=== Document passage ===

The Latest New York Times "Economics Scene" Column contains a good article discussing oil prices http://www.nytimes.com/2006/08/24/business/24scene.html?_r=1&oref=slogin. It illustrates some basic concepts in supply and demand we will be learning, but are worth a post on this site because they are topical.
This first quote illustrates a classic supply curve shift
"So when BP announced this month that it might have to suspend as much as 8 percent of the nation's oil production because of corrosion in pipes on the North Slope of Alaska, the price of crude oil immediately shot up by 3 percent and wholesale gasoline prices simultaneously increased by about 2 percent"
That is, when BP cuts the amount of oil production there is less oil to sell. This shifts the supply curve to the left, increasing price and lowering quantity in the market. The reason why quantity declines is easy: it is because there is less oil on the market. Price increases due to economic theory: since there was no shift in the demand curve this creates a temporary shortage. Realizing this suppliers increase the price until the quantity demanded equals the quantity supplied.
However, the article lists one major complication with this analysis: supply will be cut in the future, it will not immediately change the quantity supplied now. Why, then, did prices rise?
To spell out the argument, imagine that you own a storage tank full of gasoline that is currently worth $2 a gallon at wholesale prices. It is widely believed, however, that the price of gasoline will be $2.10 next week. You would be crazy to sell your gasoline now: just wait a few days and the higher price will be yours. But if everyone waits a few days, there is no gasoline to be sold now and the resulting shortage pushes the price of gasoline up. How high does it have to go? The answer is $2.10 a gallon. That is the price necessary to induce those who have gasoline to sell it now rather than to wait till next week.

=== Extracted records ===

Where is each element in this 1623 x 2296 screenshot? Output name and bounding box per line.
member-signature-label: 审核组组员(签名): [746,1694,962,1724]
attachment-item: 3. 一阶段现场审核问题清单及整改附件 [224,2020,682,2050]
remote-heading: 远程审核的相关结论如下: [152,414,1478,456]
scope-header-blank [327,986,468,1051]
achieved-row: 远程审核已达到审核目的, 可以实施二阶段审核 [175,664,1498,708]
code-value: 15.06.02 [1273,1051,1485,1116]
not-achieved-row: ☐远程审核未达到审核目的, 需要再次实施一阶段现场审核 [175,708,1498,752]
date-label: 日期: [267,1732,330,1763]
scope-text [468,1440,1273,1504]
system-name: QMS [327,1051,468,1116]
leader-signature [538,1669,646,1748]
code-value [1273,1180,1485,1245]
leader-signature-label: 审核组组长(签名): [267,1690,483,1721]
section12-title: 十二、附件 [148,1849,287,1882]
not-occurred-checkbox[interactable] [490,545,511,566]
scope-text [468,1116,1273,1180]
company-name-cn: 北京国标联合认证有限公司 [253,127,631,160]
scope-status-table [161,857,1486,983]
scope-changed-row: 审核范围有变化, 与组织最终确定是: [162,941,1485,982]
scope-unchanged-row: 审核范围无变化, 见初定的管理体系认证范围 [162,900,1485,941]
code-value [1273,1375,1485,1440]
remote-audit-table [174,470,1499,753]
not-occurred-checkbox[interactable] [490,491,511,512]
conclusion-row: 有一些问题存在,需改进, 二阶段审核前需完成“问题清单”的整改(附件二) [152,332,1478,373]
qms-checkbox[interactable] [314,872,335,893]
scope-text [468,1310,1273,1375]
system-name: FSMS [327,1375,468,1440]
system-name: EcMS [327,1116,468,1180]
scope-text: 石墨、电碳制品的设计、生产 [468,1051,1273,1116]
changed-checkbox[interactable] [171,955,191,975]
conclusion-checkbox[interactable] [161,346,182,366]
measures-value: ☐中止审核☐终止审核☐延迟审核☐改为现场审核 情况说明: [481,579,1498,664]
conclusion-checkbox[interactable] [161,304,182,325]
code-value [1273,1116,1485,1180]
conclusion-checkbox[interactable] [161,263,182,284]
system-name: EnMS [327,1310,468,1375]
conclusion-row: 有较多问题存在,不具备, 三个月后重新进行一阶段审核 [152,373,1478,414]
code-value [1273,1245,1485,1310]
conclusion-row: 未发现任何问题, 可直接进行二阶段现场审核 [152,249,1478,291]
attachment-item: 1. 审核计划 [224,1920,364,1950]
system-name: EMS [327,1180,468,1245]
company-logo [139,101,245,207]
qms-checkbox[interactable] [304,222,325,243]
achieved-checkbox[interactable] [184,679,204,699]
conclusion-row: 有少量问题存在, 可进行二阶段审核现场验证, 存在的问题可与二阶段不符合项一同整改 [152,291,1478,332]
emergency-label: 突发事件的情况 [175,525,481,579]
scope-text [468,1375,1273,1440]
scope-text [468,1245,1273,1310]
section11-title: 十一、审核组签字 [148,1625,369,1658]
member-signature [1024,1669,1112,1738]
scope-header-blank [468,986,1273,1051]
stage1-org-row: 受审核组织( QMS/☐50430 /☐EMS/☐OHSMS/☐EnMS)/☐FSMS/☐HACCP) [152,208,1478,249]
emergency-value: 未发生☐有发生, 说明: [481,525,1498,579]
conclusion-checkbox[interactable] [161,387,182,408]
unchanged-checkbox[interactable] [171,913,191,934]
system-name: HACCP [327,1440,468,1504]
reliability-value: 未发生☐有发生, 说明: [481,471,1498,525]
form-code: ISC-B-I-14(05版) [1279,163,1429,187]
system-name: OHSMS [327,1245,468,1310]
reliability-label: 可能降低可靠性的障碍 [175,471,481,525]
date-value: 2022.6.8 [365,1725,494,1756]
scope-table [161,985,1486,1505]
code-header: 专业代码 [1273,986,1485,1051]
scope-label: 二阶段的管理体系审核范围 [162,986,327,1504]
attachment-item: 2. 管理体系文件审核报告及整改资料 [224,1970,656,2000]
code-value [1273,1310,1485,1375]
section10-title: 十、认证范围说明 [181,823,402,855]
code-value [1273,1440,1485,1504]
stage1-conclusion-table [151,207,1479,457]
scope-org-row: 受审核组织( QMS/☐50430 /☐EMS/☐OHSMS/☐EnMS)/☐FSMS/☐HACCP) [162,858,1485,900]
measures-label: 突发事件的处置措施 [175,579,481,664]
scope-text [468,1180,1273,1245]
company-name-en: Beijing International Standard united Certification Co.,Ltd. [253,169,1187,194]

===

Task
Rewrite the stretch of the oil-price post from "However, the article" through "did prices rise?", putting "difficulty" in place of "complication".

Result of this exercise
However, the article lists one major difficulty with this analysis: supply will be cut in the future, it will not immediately change the quantity supplied now. Why, then, did prices rise?